* _SHORT TASK_
Locate the line that contains "Give me a plain-text". Reproduce it and all following lines up to the end of the material, exactly and with nothing added.

* _SUPPLIED DATA_
━━━━━━━━━━━━━━━━

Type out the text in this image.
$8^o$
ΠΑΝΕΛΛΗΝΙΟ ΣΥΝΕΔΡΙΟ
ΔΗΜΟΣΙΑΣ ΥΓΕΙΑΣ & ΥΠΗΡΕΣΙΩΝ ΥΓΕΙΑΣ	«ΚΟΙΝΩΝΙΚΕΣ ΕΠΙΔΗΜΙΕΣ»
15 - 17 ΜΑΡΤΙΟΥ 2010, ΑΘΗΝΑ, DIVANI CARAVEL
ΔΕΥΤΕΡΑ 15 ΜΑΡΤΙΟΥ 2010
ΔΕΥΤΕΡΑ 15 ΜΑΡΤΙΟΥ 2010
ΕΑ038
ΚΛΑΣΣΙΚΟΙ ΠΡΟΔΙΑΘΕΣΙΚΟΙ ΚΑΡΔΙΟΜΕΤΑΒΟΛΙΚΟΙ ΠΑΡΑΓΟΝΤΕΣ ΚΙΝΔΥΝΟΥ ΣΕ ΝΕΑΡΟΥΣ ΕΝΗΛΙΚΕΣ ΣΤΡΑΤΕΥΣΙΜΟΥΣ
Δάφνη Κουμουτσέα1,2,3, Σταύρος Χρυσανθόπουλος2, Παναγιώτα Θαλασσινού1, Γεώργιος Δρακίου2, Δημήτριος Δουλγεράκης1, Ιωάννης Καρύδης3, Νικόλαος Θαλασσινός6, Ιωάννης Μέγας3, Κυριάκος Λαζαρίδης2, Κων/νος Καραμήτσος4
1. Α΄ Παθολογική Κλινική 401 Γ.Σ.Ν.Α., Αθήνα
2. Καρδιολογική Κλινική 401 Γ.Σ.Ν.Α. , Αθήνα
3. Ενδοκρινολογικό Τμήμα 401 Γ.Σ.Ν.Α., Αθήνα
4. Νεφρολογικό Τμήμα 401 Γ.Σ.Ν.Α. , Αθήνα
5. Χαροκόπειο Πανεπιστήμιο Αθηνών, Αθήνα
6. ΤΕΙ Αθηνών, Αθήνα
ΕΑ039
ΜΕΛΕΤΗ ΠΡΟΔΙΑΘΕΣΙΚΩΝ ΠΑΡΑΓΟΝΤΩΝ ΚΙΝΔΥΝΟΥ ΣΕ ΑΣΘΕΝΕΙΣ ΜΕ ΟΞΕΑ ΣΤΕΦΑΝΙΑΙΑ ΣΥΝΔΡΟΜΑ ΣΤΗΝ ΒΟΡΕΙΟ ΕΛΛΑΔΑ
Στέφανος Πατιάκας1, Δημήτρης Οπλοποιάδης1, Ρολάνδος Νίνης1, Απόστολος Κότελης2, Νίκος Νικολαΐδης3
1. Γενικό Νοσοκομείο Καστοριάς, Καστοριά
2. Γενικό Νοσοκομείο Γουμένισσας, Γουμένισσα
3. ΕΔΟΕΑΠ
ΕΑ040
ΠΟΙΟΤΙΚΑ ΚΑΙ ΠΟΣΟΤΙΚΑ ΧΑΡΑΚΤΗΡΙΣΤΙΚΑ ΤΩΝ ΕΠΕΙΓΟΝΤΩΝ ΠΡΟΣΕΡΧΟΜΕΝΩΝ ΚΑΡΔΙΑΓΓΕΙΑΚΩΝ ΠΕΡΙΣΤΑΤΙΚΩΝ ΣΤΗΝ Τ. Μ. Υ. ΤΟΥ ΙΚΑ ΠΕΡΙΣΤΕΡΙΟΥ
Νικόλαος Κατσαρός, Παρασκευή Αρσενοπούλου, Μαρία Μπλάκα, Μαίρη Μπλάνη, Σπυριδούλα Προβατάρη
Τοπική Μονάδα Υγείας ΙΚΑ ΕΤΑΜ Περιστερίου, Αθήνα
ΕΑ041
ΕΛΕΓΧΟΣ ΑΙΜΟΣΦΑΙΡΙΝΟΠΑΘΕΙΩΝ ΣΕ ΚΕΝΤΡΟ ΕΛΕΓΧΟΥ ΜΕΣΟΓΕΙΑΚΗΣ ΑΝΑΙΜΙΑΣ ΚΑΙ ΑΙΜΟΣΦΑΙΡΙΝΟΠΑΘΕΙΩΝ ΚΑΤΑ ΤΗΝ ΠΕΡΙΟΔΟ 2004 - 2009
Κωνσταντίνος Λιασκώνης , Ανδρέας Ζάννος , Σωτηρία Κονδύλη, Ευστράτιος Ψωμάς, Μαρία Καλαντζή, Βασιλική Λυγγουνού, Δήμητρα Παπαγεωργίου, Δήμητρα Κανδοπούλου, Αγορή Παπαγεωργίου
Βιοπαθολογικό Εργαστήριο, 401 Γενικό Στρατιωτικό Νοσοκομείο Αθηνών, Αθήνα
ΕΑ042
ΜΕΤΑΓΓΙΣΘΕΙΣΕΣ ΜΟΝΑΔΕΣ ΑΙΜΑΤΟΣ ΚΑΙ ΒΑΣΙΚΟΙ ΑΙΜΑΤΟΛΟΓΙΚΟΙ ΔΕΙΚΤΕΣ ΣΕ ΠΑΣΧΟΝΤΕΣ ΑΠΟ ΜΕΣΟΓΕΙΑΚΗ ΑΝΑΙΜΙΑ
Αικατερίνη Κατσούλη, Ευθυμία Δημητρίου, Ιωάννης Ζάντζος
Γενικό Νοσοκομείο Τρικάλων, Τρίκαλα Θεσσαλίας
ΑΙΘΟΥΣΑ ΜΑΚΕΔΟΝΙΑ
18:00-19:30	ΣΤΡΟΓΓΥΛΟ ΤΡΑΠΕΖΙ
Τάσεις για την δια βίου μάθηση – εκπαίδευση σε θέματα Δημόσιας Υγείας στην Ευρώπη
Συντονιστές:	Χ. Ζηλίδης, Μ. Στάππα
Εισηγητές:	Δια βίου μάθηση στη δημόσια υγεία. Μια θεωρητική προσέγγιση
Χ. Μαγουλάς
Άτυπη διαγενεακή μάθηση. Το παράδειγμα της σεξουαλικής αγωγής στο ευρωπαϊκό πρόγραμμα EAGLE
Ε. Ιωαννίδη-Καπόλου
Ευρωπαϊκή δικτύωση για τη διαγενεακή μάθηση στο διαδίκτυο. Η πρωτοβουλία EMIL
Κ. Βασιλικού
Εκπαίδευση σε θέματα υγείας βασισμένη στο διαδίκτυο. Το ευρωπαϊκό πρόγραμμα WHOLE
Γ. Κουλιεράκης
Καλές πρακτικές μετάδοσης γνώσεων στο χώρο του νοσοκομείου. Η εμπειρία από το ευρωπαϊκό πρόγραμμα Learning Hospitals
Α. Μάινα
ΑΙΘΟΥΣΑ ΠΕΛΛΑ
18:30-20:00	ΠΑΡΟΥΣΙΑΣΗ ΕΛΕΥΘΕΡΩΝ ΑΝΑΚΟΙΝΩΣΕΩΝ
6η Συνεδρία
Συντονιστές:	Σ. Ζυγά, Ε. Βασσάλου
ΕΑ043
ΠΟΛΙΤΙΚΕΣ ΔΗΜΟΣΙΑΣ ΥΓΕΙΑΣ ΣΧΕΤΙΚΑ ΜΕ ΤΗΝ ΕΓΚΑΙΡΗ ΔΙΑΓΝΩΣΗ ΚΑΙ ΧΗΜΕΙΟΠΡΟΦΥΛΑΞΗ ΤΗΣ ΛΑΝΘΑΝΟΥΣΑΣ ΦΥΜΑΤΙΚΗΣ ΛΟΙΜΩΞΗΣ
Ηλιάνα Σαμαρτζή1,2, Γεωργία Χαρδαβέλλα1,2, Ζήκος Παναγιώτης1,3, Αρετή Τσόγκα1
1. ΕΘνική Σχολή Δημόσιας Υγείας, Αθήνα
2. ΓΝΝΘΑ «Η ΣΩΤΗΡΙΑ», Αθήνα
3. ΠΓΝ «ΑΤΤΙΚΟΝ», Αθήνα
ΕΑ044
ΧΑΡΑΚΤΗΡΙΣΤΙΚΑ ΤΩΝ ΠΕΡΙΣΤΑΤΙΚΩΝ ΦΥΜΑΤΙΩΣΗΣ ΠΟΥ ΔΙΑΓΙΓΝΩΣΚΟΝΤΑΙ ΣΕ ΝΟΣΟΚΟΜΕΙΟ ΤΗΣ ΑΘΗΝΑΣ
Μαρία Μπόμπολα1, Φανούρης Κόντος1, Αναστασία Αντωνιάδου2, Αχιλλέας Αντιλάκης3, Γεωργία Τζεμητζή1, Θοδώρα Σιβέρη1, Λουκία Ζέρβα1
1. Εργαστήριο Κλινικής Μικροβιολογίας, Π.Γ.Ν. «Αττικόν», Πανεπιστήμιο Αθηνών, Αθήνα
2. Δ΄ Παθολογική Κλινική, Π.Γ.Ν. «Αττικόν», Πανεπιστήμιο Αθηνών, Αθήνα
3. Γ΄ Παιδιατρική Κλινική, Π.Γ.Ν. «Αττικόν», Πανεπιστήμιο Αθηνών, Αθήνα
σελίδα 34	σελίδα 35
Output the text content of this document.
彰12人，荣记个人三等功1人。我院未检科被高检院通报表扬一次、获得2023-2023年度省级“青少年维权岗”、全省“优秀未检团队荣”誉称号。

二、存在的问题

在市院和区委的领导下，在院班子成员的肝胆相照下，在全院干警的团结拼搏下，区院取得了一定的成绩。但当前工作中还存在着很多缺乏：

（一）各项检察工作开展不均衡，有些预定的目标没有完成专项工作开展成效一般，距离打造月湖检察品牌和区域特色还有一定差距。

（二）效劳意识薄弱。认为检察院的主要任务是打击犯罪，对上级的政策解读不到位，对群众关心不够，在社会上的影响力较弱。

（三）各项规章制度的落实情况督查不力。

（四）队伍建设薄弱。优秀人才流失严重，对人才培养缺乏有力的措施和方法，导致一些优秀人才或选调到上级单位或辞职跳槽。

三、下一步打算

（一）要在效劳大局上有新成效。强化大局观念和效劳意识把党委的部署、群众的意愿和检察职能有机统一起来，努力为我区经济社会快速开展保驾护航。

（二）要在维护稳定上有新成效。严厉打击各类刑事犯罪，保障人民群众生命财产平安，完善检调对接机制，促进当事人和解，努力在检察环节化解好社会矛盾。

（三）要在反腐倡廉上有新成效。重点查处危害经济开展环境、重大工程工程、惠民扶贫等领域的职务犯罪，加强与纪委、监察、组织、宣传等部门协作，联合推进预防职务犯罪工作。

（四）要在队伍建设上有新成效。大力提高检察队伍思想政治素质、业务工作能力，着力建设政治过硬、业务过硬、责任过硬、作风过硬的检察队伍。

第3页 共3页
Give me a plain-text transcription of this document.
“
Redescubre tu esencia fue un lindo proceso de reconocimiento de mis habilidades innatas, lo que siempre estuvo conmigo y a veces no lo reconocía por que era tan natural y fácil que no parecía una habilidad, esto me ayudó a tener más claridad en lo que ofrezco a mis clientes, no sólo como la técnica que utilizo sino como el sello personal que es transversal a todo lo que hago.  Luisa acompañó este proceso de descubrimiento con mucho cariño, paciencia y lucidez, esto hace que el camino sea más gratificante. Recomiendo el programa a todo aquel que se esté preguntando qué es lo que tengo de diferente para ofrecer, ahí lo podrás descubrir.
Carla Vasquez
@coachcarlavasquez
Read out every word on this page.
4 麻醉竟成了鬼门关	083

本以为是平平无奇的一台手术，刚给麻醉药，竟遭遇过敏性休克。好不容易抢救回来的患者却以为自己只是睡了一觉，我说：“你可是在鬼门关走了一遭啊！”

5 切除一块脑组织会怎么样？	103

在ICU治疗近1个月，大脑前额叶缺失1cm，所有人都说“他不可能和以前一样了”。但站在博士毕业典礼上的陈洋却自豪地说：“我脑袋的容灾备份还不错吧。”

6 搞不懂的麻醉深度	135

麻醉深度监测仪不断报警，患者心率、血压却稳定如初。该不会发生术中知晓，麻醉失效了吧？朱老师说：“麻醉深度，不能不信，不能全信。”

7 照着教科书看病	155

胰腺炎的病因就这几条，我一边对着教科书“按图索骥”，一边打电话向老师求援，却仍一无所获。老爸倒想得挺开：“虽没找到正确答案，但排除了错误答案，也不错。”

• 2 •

━━━━━━━━━━━━━━━━

* _ANSWER TO THE EXERCISE_
Give me a plain-text transcription of this document.
“
Redescubre tu esencia fue un lindo proceso de reconocimiento de mis habilidades innatas, lo que siempre estuvo conmigo y a veces no lo reconocía por que era tan natural y fácil que no parecía una habilidad, esto me ayudó a tener más claridad en lo que ofrezco a mis clientes, no sólo como la técnica que utilizo sino como el sello personal que es transversal a todo lo que hago.  Luisa acompañó este proceso de descubrimiento con mucho cariño, paciencia y lucidez, esto hace que el camino sea más gratificante. Recomiendo el programa a todo aquel que se esté preguntando qué es lo que tengo de diferente para ofrecer, ahí lo podrás descubrir.
Carla Vasquez
@coachcarlavasquez
Read out every word on this page.
4 麻醉竟成了鬼门关	083

本以为是平平无奇的一台手术，刚给麻醉药，竟遭遇过敏性休克。好不容易抢救回来的患者却以为自己只是睡了一觉，我说：“你可是在鬼门关走了一遭啊！”

5 切除一块脑组织会怎么样？	103

在ICU治疗近1个月，大脑前额叶缺失1cm，所有人都说“他不可能和以前一样了”。但站在博士毕业典礼上的陈洋却自豪地说：“我脑袋的容灾备份还不错吧。”

6 搞不懂的麻醉深度	135

麻醉深度监测仪不断报警，患者心率、血压却稳定如初。该不会发生术中知晓，麻醉失效了吧？朱老师说：“麻醉深度，不能不信，不能全信。”

7 照着教科书看病	155

胰腺炎的病因就这几条，我一边对着教科书“按图索骥”，一边打电话向老师求援，却仍一无所获。老爸倒想得挺开：“虽没找到正确答案，但排除了错误答案，也不错。”

• 2 •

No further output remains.